=== Directions ===
Take the data that follows and retype it word for word.

=== Listed records ===

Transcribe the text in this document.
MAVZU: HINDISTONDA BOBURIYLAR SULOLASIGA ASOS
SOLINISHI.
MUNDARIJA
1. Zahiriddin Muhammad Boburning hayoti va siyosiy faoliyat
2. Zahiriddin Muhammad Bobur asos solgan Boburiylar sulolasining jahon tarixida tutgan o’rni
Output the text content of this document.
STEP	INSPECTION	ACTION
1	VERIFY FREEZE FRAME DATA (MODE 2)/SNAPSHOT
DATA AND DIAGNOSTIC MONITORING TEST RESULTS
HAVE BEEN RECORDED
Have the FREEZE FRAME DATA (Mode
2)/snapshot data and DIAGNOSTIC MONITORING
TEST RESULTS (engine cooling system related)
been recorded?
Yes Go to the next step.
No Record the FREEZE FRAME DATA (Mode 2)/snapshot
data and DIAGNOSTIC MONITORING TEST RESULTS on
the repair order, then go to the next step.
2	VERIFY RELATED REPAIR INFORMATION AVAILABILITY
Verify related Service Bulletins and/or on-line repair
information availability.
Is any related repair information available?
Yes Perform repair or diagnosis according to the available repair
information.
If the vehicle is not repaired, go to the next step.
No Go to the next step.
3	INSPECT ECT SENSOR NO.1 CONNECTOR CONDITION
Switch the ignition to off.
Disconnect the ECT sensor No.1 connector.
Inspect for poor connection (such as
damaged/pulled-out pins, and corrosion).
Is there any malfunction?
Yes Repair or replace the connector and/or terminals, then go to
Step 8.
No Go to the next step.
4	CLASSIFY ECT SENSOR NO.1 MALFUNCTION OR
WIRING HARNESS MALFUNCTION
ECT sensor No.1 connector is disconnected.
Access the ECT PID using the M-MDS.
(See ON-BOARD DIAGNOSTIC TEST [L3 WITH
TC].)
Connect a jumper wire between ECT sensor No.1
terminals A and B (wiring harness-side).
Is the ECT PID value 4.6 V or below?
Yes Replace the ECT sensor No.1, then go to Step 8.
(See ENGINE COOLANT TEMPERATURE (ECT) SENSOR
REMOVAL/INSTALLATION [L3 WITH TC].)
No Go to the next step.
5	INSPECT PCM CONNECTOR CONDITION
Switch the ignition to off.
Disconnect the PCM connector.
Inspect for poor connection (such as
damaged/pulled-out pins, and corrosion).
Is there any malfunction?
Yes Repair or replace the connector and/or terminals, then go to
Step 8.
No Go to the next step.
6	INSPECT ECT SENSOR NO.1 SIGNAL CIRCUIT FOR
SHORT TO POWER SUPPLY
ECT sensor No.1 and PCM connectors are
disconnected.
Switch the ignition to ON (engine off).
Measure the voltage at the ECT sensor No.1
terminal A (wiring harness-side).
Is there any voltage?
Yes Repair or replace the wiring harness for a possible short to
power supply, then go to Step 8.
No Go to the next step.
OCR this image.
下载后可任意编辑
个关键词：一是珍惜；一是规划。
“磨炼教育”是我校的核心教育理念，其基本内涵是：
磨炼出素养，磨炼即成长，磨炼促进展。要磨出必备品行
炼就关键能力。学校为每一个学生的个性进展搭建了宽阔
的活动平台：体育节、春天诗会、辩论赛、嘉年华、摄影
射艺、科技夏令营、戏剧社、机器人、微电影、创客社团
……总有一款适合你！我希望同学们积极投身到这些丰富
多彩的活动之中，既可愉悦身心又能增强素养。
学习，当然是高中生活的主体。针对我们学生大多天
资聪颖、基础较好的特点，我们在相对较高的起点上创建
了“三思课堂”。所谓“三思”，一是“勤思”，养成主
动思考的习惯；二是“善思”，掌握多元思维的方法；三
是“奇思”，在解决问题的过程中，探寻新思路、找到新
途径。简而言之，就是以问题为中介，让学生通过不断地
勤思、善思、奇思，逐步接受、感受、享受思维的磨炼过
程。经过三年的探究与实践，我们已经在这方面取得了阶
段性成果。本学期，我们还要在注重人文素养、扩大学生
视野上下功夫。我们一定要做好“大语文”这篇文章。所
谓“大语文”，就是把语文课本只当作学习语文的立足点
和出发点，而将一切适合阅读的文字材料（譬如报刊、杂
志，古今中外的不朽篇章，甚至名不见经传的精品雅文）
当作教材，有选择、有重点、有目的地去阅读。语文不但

=== Answer for this exercise ===
Transcribe the text in this document.
MAVZU: HINDISTONDA BOBURIYLAR SULOLASIGA ASOS
SOLINISHI.
MUNDARIJA
1. Zahiriddin Muhammad Boburning hayoti va siyosiy faoliyat
2. Zahiriddin Muhammad Bobur asos solgan Boburiylar sulolasining jahon tarixida tutgan o’rni
Output the text content of this document.
STEP	INSPECTION	ACTION
1	VERIFY FREEZE FRAME DATA (MODE 2)/SNAPSHOT
DATA AND DIAGNOSTIC MONITORING TEST RESULTS
HAVE BEEN RECORDED
Have the FREEZE FRAME DATA (Mode
2)/snapshot data and DIAGNOSTIC MONITORING
TEST RESULTS (engine cooling system related)
been recorded?
Yes Go to the next step.
No Record the FREEZE FRAME DATA (Mode 2)/snapshot
data and DIAGNOSTIC MONITORING TEST RESULTS on
the repair order, then go to the next step.
2	VERIFY RELATED REPAIR INFORMATION AVAILABILITY
Verify related Service Bulletins and/or on-line repair
information availability.
Is any related repair information available?
Yes Perform repair or diagnosis according to the available repair
information.
If the vehicle is not repaired, go to the next step.
No Go to the next step.
3	INSPECT ECT SENSOR NO.1 CONNECTOR CONDITION
Switch the ignition to off.
Disconnect the ECT sensor No.1 connector.
Inspect for poor connection (such as
damaged/pulled-out pins, and corrosion).
Is there any malfunction?
Yes Repair or replace the connector and/or terminals, then go to
Step 8.
No Go to the next step.
4	CLASSIFY ECT SENSOR NO.1 MALFUNCTION OR
WIRING HARNESS MALFUNCTION
ECT sensor No.1 connector is disconnected.
Access the ECT PID using the M-MDS.
(See ON-BOARD DIAGNOSTIC TEST [L3 WITH
TC].)
Connect a jumper wire between ECT sensor No.1
terminals A and B (wiring harness-side).
Is the ECT PID value 4.6 V or below?
Yes Replace the ECT sensor No.1, then go to Step 8.
(See ENGINE COOLANT TEMPERATURE (ECT) SENSOR
REMOVAL/INSTALLATION [L3 WITH TC].)
No Go to the next step.
5	INSPECT PCM CONNECTOR CONDITION
Switch the ignition to off.
Disconnect the PCM connector.
Inspect for poor connection (such as
damaged/pulled-out pins, and corrosion).
Is there any malfunction?
Yes Repair or replace the connector and/or terminals, then go to
Step 8.
No Go to the next step.
6	INSPECT ECT SENSOR NO.1 SIGNAL CIRCUIT FOR
SHORT TO POWER SUPPLY
ECT sensor No.1 and PCM connectors are
disconnected.
Switch the ignition to ON (engine off).
Measure the voltage at the ECT sensor No.1
terminal A (wiring harness-side).
Is there any voltage?
Yes Repair or replace the wiring harness for a possible short to
power supply, then go to Step 8.
No Go to the next step.
OCR this image.
下载后可任意编辑
个关键词：一是珍惜；一是规划。
“磨炼教育”是我校的核心教育理念，其基本内涵是：
磨炼出素养，磨炼即成长，磨炼促进展。要磨出必备品行
炼就关键能力。学校为每一个学生的个性进展搭建了宽阔
的活动平台：体育节、春天诗会、辩论赛、嘉年华、摄影
射艺、科技夏令营、戏剧社、机器人、微电影、创客社团
……总有一款适合你！我希望同学们积极投身到这些丰富
多彩的活动之中，既可愉悦身心又能增强素养。
学习，当然是高中生活的主体。针对我们学生大多天
资聪颖、基础较好的特点，我们在相对较高的起点上创建
了“三思课堂”。所谓“三思”，一是“勤思”，养成主
动思考的习惯；二是“善思”，掌握多元思维的方法；三
是“奇思”，在解决问题的过程中，探寻新思路、找到新
途径。简而言之，就是以问题为中介，让学生通过不断地
勤思、善思、奇思，逐步接受、感受、享受思维的磨炼过
程。经过三年的探究与实践，我们已经在这方面取得了阶
段性成果。本学期，我们还要在注重人文素养、扩大学生
视野上下功夫。我们一定要做好“大语文”这篇文章。所
谓“大语文”，就是把语文课本只当作学习语文的立足点
和出发点，而将一切适合阅读的文字材料（譬如报刊、杂
志，古今中外的不朽篇章，甚至名不见经传的精品雅文）
当作教材，有选择、有重点、有目的地去阅读。语文不但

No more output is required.